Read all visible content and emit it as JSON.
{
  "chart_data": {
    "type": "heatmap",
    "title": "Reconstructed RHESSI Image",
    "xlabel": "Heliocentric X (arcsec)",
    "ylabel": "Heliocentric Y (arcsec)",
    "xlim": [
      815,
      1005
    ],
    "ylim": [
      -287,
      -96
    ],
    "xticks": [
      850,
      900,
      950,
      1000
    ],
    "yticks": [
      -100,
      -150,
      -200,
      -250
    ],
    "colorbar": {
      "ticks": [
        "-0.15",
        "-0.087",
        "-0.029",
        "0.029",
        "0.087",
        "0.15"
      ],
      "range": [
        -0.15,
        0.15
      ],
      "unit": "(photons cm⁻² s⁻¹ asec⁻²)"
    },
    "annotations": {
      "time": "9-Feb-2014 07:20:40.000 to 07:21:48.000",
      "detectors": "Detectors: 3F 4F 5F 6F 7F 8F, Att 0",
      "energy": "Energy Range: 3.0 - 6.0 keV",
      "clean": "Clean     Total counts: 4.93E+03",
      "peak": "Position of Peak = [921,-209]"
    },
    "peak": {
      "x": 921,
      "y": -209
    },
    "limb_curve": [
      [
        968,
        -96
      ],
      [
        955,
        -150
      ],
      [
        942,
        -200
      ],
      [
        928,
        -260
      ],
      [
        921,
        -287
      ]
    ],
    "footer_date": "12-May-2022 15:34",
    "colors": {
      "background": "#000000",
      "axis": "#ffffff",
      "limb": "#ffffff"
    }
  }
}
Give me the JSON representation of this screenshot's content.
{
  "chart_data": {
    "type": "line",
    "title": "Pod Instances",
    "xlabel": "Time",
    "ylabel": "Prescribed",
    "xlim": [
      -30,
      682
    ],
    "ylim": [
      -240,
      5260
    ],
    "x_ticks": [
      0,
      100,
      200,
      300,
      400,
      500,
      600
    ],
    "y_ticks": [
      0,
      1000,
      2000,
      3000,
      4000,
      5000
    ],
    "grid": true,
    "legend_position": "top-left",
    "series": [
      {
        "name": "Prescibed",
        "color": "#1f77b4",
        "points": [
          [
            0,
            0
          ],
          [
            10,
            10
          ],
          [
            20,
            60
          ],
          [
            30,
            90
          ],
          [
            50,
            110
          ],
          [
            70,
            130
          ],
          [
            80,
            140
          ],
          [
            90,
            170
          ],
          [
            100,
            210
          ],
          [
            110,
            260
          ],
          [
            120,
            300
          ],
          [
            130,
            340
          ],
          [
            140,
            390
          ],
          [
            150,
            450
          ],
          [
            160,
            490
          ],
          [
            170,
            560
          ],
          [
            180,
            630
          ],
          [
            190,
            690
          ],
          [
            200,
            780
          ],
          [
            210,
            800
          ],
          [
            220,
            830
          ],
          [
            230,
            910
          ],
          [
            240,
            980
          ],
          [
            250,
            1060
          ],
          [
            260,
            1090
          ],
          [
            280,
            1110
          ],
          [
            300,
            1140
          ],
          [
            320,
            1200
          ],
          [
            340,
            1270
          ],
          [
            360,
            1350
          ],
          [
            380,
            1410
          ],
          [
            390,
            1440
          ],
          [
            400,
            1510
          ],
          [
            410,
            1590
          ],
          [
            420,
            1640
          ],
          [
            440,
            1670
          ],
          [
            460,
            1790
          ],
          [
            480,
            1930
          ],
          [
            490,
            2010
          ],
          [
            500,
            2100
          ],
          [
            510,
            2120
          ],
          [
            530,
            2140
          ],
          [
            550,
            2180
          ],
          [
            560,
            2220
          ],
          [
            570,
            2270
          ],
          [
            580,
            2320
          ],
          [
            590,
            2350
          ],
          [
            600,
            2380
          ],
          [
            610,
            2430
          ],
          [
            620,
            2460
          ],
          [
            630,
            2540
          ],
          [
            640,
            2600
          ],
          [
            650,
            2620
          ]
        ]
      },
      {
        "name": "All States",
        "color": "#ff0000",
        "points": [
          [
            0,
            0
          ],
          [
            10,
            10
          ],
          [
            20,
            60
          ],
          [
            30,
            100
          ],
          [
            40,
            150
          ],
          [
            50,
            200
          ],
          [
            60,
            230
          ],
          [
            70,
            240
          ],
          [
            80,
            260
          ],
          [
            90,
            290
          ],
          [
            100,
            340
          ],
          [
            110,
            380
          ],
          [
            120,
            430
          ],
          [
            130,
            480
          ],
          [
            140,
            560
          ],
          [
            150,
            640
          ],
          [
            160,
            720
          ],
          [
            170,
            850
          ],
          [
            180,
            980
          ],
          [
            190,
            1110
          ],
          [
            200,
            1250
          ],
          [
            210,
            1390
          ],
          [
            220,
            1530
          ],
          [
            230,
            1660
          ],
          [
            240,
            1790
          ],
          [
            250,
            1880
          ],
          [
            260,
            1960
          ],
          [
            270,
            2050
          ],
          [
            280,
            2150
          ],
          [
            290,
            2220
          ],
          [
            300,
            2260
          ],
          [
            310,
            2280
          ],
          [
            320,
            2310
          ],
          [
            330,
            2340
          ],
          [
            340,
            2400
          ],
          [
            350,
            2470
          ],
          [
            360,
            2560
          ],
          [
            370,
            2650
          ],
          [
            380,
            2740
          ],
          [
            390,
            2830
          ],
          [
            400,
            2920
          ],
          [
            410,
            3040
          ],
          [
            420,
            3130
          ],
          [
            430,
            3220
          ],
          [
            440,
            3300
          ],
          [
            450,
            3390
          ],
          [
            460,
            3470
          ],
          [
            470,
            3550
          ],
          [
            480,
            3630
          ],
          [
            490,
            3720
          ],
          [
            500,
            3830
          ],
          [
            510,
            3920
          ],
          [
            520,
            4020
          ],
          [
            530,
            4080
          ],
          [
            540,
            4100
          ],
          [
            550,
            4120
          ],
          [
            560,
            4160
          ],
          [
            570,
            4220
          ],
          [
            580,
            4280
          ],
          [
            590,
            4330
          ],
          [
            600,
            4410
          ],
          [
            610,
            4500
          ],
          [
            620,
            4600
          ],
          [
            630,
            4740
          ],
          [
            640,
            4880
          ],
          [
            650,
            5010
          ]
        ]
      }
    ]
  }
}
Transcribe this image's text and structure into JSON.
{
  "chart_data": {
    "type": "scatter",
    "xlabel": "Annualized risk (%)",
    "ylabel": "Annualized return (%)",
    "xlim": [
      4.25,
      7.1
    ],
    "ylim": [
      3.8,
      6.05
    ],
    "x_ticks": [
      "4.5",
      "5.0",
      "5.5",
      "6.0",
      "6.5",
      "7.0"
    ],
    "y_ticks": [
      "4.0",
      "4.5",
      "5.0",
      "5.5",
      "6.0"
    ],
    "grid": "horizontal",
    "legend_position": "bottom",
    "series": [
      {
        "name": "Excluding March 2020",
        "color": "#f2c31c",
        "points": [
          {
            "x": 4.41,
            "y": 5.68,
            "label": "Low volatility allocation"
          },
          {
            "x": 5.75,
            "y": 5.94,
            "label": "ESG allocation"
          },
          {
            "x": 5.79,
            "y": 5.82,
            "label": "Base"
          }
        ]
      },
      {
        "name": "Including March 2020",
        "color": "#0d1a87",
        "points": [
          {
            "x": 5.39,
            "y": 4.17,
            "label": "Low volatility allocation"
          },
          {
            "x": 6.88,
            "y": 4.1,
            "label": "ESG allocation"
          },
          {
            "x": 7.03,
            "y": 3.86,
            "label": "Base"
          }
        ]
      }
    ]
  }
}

**Your task**
Every record above must be duplicated exactly.

**Result of the task**
Read all visible content and emit it as JSON.
{
  "chart_data": {
    "type": "heatmap",
    "title": "Reconstructed RHESSI Image",
    "xlabel": "Heliocentric X (arcsec)",
    "ylabel": "Heliocentric Y (arcsec)",
    "xlim": [
      815,
      1005
    ],
    "ylim": [
      -287,
      -96
    ],
    "xticks": [
      850,
      900,
      950,
      1000
    ],
    "yticks": [
      -100,
      -150,
      -200,
      -250
    ],
    "colorbar": {
      "ticks": [
        "-0.15",
        "-0.087",
        "-0.029",
        "0.029",
        "0.087",
        "0.15"
      ],
      "range": [
        -0.15,
        0.15
      ],
      "unit": "(photons cm⁻² s⁻¹ asec⁻²)"
    },
    "annotations": {
      "time": "9-Feb-2014 07:20:40.000 to 07:21:48.000",
      "detectors": "Detectors: 3F 4F 5F 6F 7F 8F, Att 0",
      "energy": "Energy Range: 3.0 - 6.0 keV",
      "clean": "Clean     Total counts: 4.93E+03",
      "peak": "Position of Peak = [921,-209]"
    },
    "peak": {
      "x": 921,
      "y": -209
    },
    "limb_curve": [
      [
        968,
        -96
      ],
      [
        955,
        -150
      ],
      [
        942,
        -200
      ],
      [
        928,
        -260
      ],
      [
        921,
        -287
      ]
    ],
    "footer_date": "12-May-2022 15:34",
    "colors": {
      "background": "#000000",
      "axis": "#ffffff",
      "limb": "#ffffff"
    }
  }
}
Give me the JSON representation of this screenshot's content.
{
  "chart_data": {
    "type": "line",
    "title": "Pod Instances",
    "xlabel": "Time",
    "ylabel": "Prescribed",
    "xlim": [
      -30,
      682
    ],
    "ylim": [
      -240,
      5260
    ],
    "x_ticks": [
      0,
      100,
      200,
      300,
      400,
      500,
      600
    ],
    "y_ticks": [
      0,
      1000,
      2000,
      3000,
      4000,
      5000
    ],
    "grid": true,
    "legend_position": "top-left",
    "series": [
      {
        "name": "Prescibed",
        "color": "#1f77b4",
        "points": [
          [
            0,
            0
          ],
          [
            10,
            10
          ],
          [
            20,
            60
          ],
          [
            30,
            90
          ],
          [
            50,
            110
          ],
          [
            70,
            130
          ],
          [
            80,
            140
          ],
          [
            90,
            170
          ],
          [
            100,
            210
          ],
          [
            110,
            260
          ],
          [
            120,
            300
          ],
          [
            130,
            340
          ],
          [
            140,
            390
          ],
          [
            150,
            450
          ],
          [
            160,
            490
          ],
          [
            170,
            560
          ],
          [
            180,
            630
          ],
          [
            190,
            690
          ],
          [
            200,
            780
          ],
          [
            210,
            800
          ],
          [
            220,
            830
          ],
          [
            230,
            910
          ],
          [
            240,
            980
          ],
          [
            250,
            1060
          ],
          [
            260,
            1090
          ],
          [
            280,
            1110
          ],
          [
            300,
            1140
          ],
          [
            320,
            1200
          ],
          [
            340,
            1270
          ],
          [
            360,
            1350
          ],
          [
            380,
            1410
          ],
          [
            390,
            1440
          ],
          [
            400,
            1510
          ],
          [
            410,
            1590
          ],
          [
            420,
            1640
          ],
          [
            440,
            1670
          ],
          [
            460,
            1790
          ],
          [
            480,
            1930
          ],
          [
            490,
            2010
          ],
          [
            500,
            2100
          ],
          [
            510,
            2120
          ],
          [
            530,
            2140
          ],
          [
            550,
            2180
          ],
          [
            560,
            2220
          ],
          [
            570,
            2270
          ],
          [
            580,
            2320
          ],
          [
            590,
            2350
          ],
          [
            600,
            2380
          ],
          [
            610,
            2430
          ],
          [
            620,
            2460
          ],
          [
            630,
            2540
          ],
          [
            640,
            2600
          ],
          [
            650,
            2620
          ]
        ]
      },
      {
        "name": "All States",
        "color": "#ff0000",
        "points": [
          [
            0,
            0
          ],
          [
            10,
            10
          ],
          [
            20,
            60
          ],
          [
            30,
            100
          ],
          [
            40,
            150
          ],
          [
            50,
            200
          ],
          [
            60,
            230
          ],
          [
            70,
            240
          ],
          [
            80,
            260
          ],
          [
            90,
            290
          ],
          [
            100,
            340
          ],
          [
            110,
            380
          ],
          [
            120,
            430
          ],
          [
            130,
            480
          ],
          [
            140,
            560
          ],
          [
            150,
            640
          ],
          [
            160,
            720
          ],
          [
            170,
            850
          ],
          [
            180,
            980
          ],
          [
            190,
            1110
          ],
          [
            200,
            1250
          ],
          [
            210,
            1390
          ],
          [
            220,
            1530
          ],
          [
            230,
            1660
          ],
          [
            240,
            1790
          ],
          [
            250,
            1880
          ],
          [
            260,
            1960
          ],
          [
            270,
            2050
          ],
          [
            280,
            2150
          ],
          [
            290,
            2220
          ],
          [
            300,
            2260
          ],
          [
            310,
            2280
          ],
          [
            320,
            2310
          ],
          [
            330,
            2340
          ],
          [
            340,
            2400
          ],
          [
            350,
            2470
          ],
          [
            360,
            2560
          ],
          [
            370,
            2650
          ],
          [
            380,
            2740
          ],
          [
            390,
            2830
          ],
          [
            400,
            2920
          ],
          [
            410,
            3040
          ],
          [
            420,
            3130
          ],
          [
            430,
            3220
          ],
          [
            440,
            3300
          ],
          [
            450,
            3390
          ],
          [
            460,
            3470
          ],
          [
            470,
            3550
          ],
          [
            480,
            3630
          ],
          [
            490,
            3720
          ],
          [
            500,
            3830
          ],
          [
            510,
            3920
          ],
          [
            520,
            4020
          ],
          [
            530,
            4080
          ],
          [
            540,
            4100
          ],
          [
            550,
            4120
          ],
          [
            560,
            4160
          ],
          [
            570,
            4220
          ],
          [
            580,
            4280
          ],
          [
            590,
            4330
          ],
          [
            600,
            4410
          ],
          [
            610,
            4500
          ],
          [
            620,
            4600
          ],
          [
            630,
            4740
          ],
          [
            640,
            4880
          ],
          [
            650,
            5010
          ]
        ]
      }
    ]
  }
}
Transcribe this image's text and structure into JSON.
{
  "chart_data": {
    "type": "scatter",
    "xlabel": "Annualized risk (%)",
    "ylabel": "Annualized return (%)",
    "xlim": [
      4.25,
      7.1
    ],
    "ylim": [
      3.8,
      6.05
    ],
    "x_ticks": [
      "4.5",
      "5.0",
      "5.5",
      "6.0",
      "6.5",
      "7.0"
    ],
    "y_ticks": [
      "4.0",
      "4.5",
      "5.0",
      "5.5",
      "6.0"
    ],
    "grid": "horizontal",
    "legend_position": "bottom",
    "series": [
      {
        "name": "Excluding March 2020",
        "color": "#f2c31c",
        "points": [
          {
            "x": 4.41,
            "y": 5.68,
            "label": "Low volatility allocation"
          },
          {
            "x": 5.75,
            "y": 5.94,
            "label": "ESG allocation"
          },
          {
            "x": 5.79,
            "y": 5.82,
            "label": "Base"
          }
        ]
      },
      {
        "name": "Including March 2020",
        "color": "#0d1a87",
        "points": [
          {
            "x": 5.39,
            "y": 4.17,
            "label": "Low volatility allocation"
          },
          {
            "x": 6.88,
            "y": 4.1,
            "label": "ESG allocation"
          },
          {
            "x": 7.03,
            "y": 3.86,
            "label": "Base"
          }
        ]
      }
    ]
  }
}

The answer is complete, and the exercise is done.